What is the number of lines containing the word "Coins"? Give that number alone.

◆ **Data in this exercise**:
┄┄┄┄┄┄
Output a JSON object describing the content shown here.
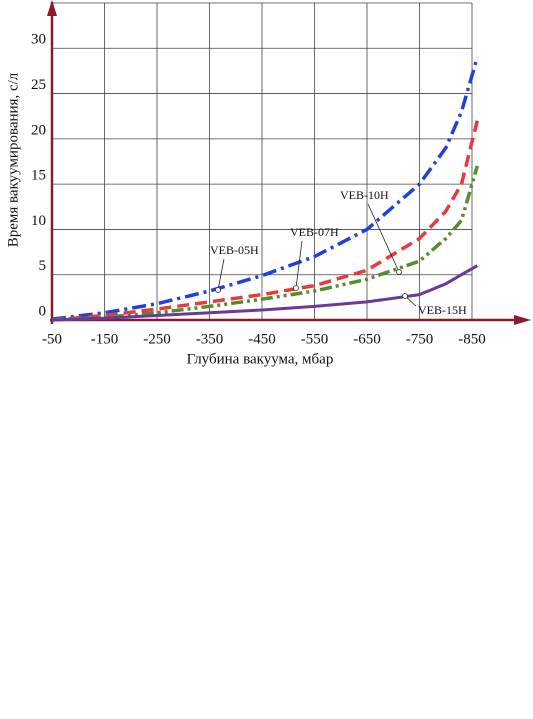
{
  "chart_data": {
    "type": "line",
    "ylabel": "Время вакуумирования, с/л",
    "xlabel": "Глубина вакуума, мбар",
    "x": [
      -50,
      -150,
      -250,
      -350,
      -450,
      -550,
      -650,
      -750,
      -800,
      -830,
      -860
    ],
    "series": [
      {
        "name": "VEB-05H",
        "color": "#1f3fe0",
        "dash": "14 5 3 5",
        "values": [
          0.1,
          0.8,
          1.8,
          3.2,
          4.9,
          7,
          10,
          15,
          19,
          23,
          29
        ]
      },
      {
        "name": "VEB-07H",
        "color": "#e83a3a",
        "dash": "12 6",
        "values": [
          0,
          0.5,
          1.2,
          2,
          2.8,
          3.8,
          5.5,
          9,
          12,
          15,
          22
        ]
      },
      {
        "name": "VEB-10H",
        "color": "#5a8a2a",
        "dash": "12 4 3 4 3 4",
        "values": [
          0,
          0.3,
          0.8,
          1.5,
          2.3,
          3.2,
          4.5,
          6.5,
          9,
          11,
          17
        ]
      },
      {
        "name": "VEB-15H",
        "color": "#6a3a9a",
        "dash": "none",
        "values": [
          0,
          0.2,
          0.5,
          0.8,
          1.1,
          1.5,
          2,
          2.8,
          4,
          5,
          6
        ]
      }
    ],
    "xlim": [
      -50,
      -850
    ],
    "ylim": [
      0,
      35
    ],
    "xticks": [
      -50,
      -150,
      -250,
      -350,
      -450,
      -550,
      -650,
      -750,
      -850
    ],
    "yticks": [
      0,
      5,
      10,
      15,
      20,
      25,
      30
    ],
    "grid": true
  }
}
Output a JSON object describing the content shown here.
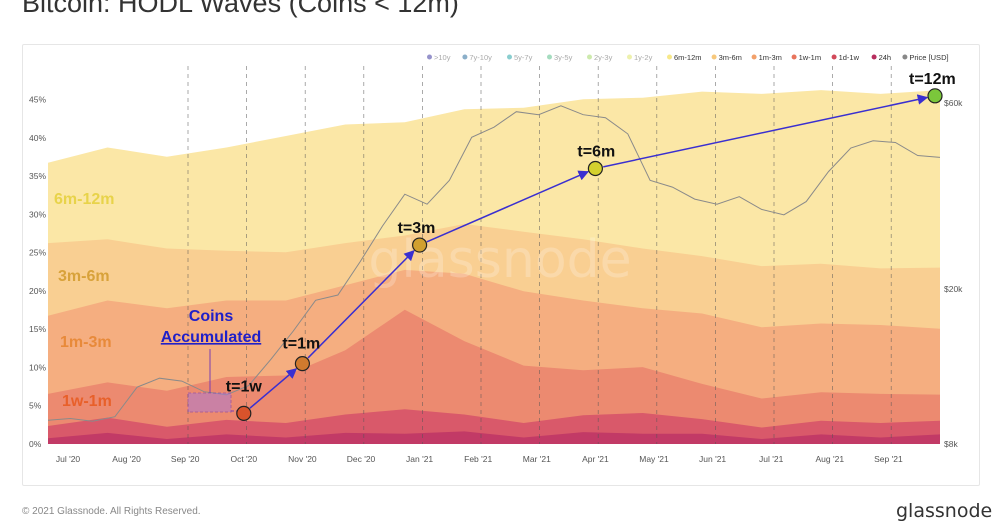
{
  "title": "Bitcoin: HODL Waves (Coins < 12m)",
  "footer": {
    "copyright": "© 2021 Glassnode. All Rights Reserved.",
    "brand": "glassnode"
  },
  "watermark": "glassnode",
  "chart_data": {
    "type": "area",
    "stacked": true,
    "x_axis": {
      "labels": [
        "Jul '20",
        "Aug '20",
        "Sep '20",
        "Oct '20",
        "Nov '20",
        "Dec '20",
        "Jan '21",
        "Feb '21",
        "Mar '21",
        "Apr '21",
        "May '21",
        "Jun '21",
        "Jul '21",
        "Aug '21",
        "Sep '21"
      ]
    },
    "y_left": {
      "ticks": [
        "0%",
        "5%",
        "10%",
        "15%",
        "20%",
        "25%",
        "30%",
        "35%",
        "40%",
        "45%"
      ],
      "range": [
        0,
        46
      ]
    },
    "y_right": {
      "ticks": [
        "$8k",
        "$20k",
        "$60k"
      ],
      "scale": "log",
      "label": "Price [USD]"
    },
    "legend": [
      {
        "name": ">10y",
        "color": "#3f3aa0",
        "active": false
      },
      {
        "name": "7y-10y",
        "color": "#2c6e9c",
        "active": false
      },
      {
        "name": "5y-7y",
        "color": "#2aa5a8",
        "active": false
      },
      {
        "name": "3y-5y",
        "color": "#5bbf8a",
        "active": false
      },
      {
        "name": "2y-3y",
        "color": "#a4d86a",
        "active": false
      },
      {
        "name": "1y-2y",
        "color": "#dfe66a",
        "active": false
      },
      {
        "name": "6m-12m",
        "color": "#f7e889",
        "active": true
      },
      {
        "name": "3m-6m",
        "color": "#f7c87c",
        "active": true
      },
      {
        "name": "1m-3m",
        "color": "#f2a06a",
        "active": true
      },
      {
        "name": "1w-1m",
        "color": "#e8745c",
        "active": true
      },
      {
        "name": "1d-1w",
        "color": "#d24a5a",
        "active": true
      },
      {
        "name": "24h",
        "color": "#b72e5e",
        "active": true
      },
      {
        "name": "Price [USD]",
        "color": "#888888",
        "active": true
      }
    ],
    "series": [
      {
        "name": "24h",
        "color": "#c23a66",
        "top": [
          1.0,
          1.2,
          0.9,
          1.0,
          1.1,
          1.2,
          1.6,
          1.4,
          1.1,
          1.3,
          1.6,
          1.1,
          0.9,
          1.0,
          1.1,
          1.0
        ]
      },
      {
        "name": "1d-1w",
        "color": "#d9596a",
        "top": [
          2.6,
          3.2,
          2.5,
          2.9,
          3.0,
          3.6,
          4.8,
          3.6,
          3.0,
          3.5,
          4.3,
          3.0,
          2.4,
          2.8,
          3.0,
          2.8
        ]
      },
      {
        "name": "1w-1m",
        "color": "#ec8a70",
        "top": [
          6.8,
          7.8,
          7.2,
          8.5,
          9.2,
          12.0,
          17.8,
          13.2,
          10.5,
          9.4,
          10.3,
          7.6,
          6.2,
          6.5,
          6.8,
          6.2
        ]
      },
      {
        "name": "1m-3m",
        "color": "#f5ae80",
        "top": [
          17.0,
          18.5,
          18.0,
          18.5,
          19.0,
          20.5,
          23.0,
          22.0,
          20.2,
          18.5,
          18.0,
          16.8,
          15.5,
          15.5,
          15.8,
          14.8
        ]
      },
      {
        "name": "3m-6m",
        "color": "#f9cf92",
        "top": [
          26.5,
          26.5,
          25.8,
          25.0,
          25.3,
          26.0,
          27.5,
          28.5,
          28.0,
          26.5,
          25.8,
          24.3,
          23.5,
          23.3,
          23.2,
          22.8
        ]
      },
      {
        "name": "6m-12m",
        "color": "#fbe7a6",
        "top": [
          37.0,
          38.5,
          37.8,
          38.5,
          40.5,
          41.5,
          42.3,
          43.5,
          44.2,
          44.8,
          45.5,
          45.8,
          46.0,
          46.0,
          46.0,
          46.0
        ]
      }
    ],
    "price": [
      9200,
      9300,
      9150,
      9400,
      11200,
      11800,
      11600,
      10900,
      10700,
      11300,
      13200,
      15600,
      18700,
      19300,
      23500,
      29000,
      35000,
      33000,
      38000,
      49000,
      52000,
      57000,
      56000,
      59000,
      56000,
      55000,
      50000,
      38000,
      36500,
      34000,
      33000,
      34500,
      32000,
      31000,
      33500,
      40000,
      46000,
      48000,
      47500,
      44000,
      43500
    ],
    "annotations": {
      "bands": [
        "6m-12m",
        "3m-6m",
        "1m-3m",
        "1w-1m"
      ],
      "accumulated_label_line1": "Coins",
      "accumulated_label_line2": "Accumulated",
      "milestones": [
        {
          "label": "t=1w",
          "x_date": "2020-10-01",
          "y": 4.0,
          "color": "#d9532b"
        },
        {
          "label": "t=1m",
          "x_date": "2020-11-01",
          "y": 10.5,
          "color": "#d07a2e"
        },
        {
          "label": "t=3m",
          "x_date": "2021-01-01",
          "y": 26.0,
          "color": "#d1a02f"
        },
        {
          "label": "t=6m",
          "x_date": "2021-04-01",
          "y": 36.0,
          "color": "#d4d12f"
        },
        {
          "label": "t=12m",
          "x_date": "2021-10-01",
          "y": 45.5,
          "color": "#7bc73b"
        }
      ]
    }
  }
}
┄┄┄┄┄┄
◆ **The output**:
2